== Information given ==
++++++++
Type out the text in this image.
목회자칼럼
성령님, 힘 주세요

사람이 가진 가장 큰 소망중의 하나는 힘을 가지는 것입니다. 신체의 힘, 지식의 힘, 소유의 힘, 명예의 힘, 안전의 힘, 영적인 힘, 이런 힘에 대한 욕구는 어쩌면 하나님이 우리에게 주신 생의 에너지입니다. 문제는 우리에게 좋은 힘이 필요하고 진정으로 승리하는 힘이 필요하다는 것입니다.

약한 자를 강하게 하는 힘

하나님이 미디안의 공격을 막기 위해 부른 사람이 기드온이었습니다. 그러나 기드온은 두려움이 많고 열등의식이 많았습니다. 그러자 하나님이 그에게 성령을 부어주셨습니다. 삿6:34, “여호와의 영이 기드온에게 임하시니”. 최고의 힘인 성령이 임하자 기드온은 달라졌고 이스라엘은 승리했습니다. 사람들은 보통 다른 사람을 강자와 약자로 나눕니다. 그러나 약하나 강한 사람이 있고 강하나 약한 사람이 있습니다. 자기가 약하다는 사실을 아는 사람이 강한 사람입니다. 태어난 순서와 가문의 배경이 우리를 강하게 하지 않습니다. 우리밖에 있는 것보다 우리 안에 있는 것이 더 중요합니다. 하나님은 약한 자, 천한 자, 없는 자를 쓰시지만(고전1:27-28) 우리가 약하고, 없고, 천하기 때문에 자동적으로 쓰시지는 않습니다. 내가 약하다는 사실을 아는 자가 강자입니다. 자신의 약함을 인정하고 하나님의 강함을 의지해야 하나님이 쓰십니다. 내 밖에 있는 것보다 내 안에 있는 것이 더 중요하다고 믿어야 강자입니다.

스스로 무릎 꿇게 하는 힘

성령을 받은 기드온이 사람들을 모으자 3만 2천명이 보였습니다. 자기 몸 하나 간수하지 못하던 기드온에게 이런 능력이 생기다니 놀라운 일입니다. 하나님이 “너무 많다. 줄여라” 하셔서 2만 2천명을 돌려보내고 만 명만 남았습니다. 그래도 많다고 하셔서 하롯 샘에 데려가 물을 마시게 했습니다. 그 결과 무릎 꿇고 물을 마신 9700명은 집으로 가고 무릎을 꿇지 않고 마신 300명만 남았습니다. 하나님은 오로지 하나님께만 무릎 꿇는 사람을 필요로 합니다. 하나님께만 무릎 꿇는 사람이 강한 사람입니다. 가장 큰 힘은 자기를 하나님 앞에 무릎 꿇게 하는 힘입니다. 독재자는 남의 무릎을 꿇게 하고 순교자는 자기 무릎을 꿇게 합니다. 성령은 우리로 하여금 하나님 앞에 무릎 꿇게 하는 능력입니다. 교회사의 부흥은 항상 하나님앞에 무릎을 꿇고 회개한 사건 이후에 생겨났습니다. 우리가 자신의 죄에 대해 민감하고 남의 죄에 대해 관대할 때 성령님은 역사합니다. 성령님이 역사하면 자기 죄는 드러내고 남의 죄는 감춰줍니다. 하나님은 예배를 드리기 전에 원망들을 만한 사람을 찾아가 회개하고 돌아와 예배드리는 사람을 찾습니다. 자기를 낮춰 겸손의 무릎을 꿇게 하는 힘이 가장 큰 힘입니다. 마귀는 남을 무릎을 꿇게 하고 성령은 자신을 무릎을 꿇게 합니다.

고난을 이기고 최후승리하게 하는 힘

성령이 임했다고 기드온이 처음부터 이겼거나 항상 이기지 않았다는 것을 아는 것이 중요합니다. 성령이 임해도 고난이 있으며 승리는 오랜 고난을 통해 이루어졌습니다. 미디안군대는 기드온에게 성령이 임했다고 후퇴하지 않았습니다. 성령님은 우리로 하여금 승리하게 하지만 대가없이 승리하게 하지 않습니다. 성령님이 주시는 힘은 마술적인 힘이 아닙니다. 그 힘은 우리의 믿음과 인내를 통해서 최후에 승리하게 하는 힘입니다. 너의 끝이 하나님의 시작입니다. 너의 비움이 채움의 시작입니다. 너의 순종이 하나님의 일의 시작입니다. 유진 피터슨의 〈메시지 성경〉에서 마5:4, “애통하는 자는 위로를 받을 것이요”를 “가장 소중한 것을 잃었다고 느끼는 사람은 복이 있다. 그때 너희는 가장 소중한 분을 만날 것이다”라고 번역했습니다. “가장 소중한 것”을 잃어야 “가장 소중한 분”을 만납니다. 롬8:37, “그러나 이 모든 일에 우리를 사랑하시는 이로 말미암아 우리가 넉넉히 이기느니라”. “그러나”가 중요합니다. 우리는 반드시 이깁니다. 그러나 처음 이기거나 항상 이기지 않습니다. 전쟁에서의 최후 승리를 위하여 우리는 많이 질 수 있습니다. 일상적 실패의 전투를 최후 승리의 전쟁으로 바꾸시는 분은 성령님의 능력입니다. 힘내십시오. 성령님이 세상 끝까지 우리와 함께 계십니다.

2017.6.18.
++++++++
== Task brief ==
Repeat the records exactly, including every line.

== Result of this task ==
Type out the text in this image.
목회자칼럼
성령님, 힘 주세요

사람이 가진 가장 큰 소망중의 하나는 힘을 가지는 것입니다. 신체의 힘, 지식의 힘, 소유의 힘, 명예의 힘, 안전의 힘, 영적인 힘, 이런 힘에 대한 욕구는 어쩌면 하나님이 우리에게 주신 생의 에너지입니다. 문제는 우리에게 좋은 힘이 필요하고 진정으로 승리하는 힘이 필요하다는 것입니다.

약한 자를 강하게 하는 힘

하나님이 미디안의 공격을 막기 위해 부른 사람이 기드온이었습니다. 그러나 기드온은 두려움이 많고 열등의식이 많았습니다. 그러자 하나님이 그에게 성령을 부어주셨습니다. 삿6:34, “여호와의 영이 기드온에게 임하시니”. 최고의 힘인 성령이 임하자 기드온은 달라졌고 이스라엘은 승리했습니다. 사람들은 보통 다른 사람을 강자와 약자로 나눕니다. 그러나 약하나 강한 사람이 있고 강하나 약한 사람이 있습니다. 자기가 약하다는 사실을 아는 사람이 강한 사람입니다. 태어난 순서와 가문의 배경이 우리를 강하게 하지 않습니다. 우리밖에 있는 것보다 우리 안에 있는 것이 더 중요합니다. 하나님은 약한 자, 천한 자, 없는 자를 쓰시지만(고전1:27-28) 우리가 약하고, 없고, 천하기 때문에 자동적으로 쓰시지는 않습니다. 내가 약하다는 사실을 아는 자가 강자입니다. 자신의 약함을 인정하고 하나님의 강함을 의지해야 하나님이 쓰십니다. 내 밖에 있는 것보다 내 안에 있는 것이 더 중요하다고 믿어야 강자입니다.

스스로 무릎 꿇게 하는 힘

성령을 받은 기드온이 사람들을 모으자 3만 2천명이 보였습니다. 자기 몸 하나 간수하지 못하던 기드온에게 이런 능력이 생기다니 놀라운 일입니다. 하나님이 “너무 많다. 줄여라” 하셔서 2만 2천명을 돌려보내고 만 명만 남았습니다. 그래도 많다고 하셔서 하롯 샘에 데려가 물을 마시게 했습니다. 그 결과 무릎 꿇고 물을 마신 9700명은 집으로 가고 무릎을 꿇지 않고 마신 300명만 남았습니다. 하나님은 오로지 하나님께만 무릎 꿇는 사람을 필요로 합니다. 하나님께만 무릎 꿇는 사람이 강한 사람입니다. 가장 큰 힘은 자기를 하나님 앞에 무릎 꿇게 하는 힘입니다. 독재자는 남의 무릎을 꿇게 하고 순교자는 자기 무릎을 꿇게 합니다. 성령은 우리로 하여금 하나님 앞에 무릎 꿇게 하는 능력입니다. 교회사의 부흥은 항상 하나님앞에 무릎을 꿇고 회개한 사건 이후에 생겨났습니다. 우리가 자신의 죄에 대해 민감하고 남의 죄에 대해 관대할 때 성령님은 역사합니다. 성령님이 역사하면 자기 죄는 드러내고 남의 죄는 감춰줍니다. 하나님은 예배를 드리기 전에 원망들을 만한 사람을 찾아가 회개하고 돌아와 예배드리는 사람을 찾습니다. 자기를 낮춰 겸손의 무릎을 꿇게 하는 힘이 가장 큰 힘입니다. 마귀는 남을 무릎을 꿇게 하고 성령은 자신을 무릎을 꿇게 합니다.

고난을 이기고 최후승리하게 하는 힘

성령이 임했다고 기드온이 처음부터 이겼거나 항상 이기지 않았다는 것을 아는 것이 중요합니다. 성령이 임해도 고난이 있으며 승리는 오랜 고난을 통해 이루어졌습니다. 미디안군대는 기드온에게 성령이 임했다고 후퇴하지 않았습니다. 성령님은 우리로 하여금 승리하게 하지만 대가없이 승리하게 하지 않습니다. 성령님이 주시는 힘은 마술적인 힘이 아닙니다. 그 힘은 우리의 믿음과 인내를 통해서 최후에 승리하게 하는 힘입니다. 너의 끝이 하나님의 시작입니다. 너의 비움이 채움의 시작입니다. 너의 순종이 하나님의 일의 시작입니다. 유진 피터슨의 〈메시지 성경〉에서 마5:4, “애통하는 자는 위로를 받을 것이요”를 “가장 소중한 것을 잃었다고 느끼는 사람은 복이 있다. 그때 너희는 가장 소중한 분을 만날 것이다”라고 번역했습니다. “가장 소중한 것”을 잃어야 “가장 소중한 분”을 만납니다. 롬8:37, “그러나 이 모든 일에 우리를 사랑하시는 이로 말미암아 우리가 넉넉히 이기느니라”. “그러나”가 중요합니다. 우리는 반드시 이깁니다. 그러나 처음 이기거나 항상 이기지 않습니다. 전쟁에서의 최후 승리를 위하여 우리는 많이 질 수 있습니다. 일상적 실패의 전투를 최후 승리의 전쟁으로 바꾸시는 분은 성령님의 능력입니다. 힘내십시오. 성령님이 세상 끝까지 우리와 함께 계십니다.

2017.6.18.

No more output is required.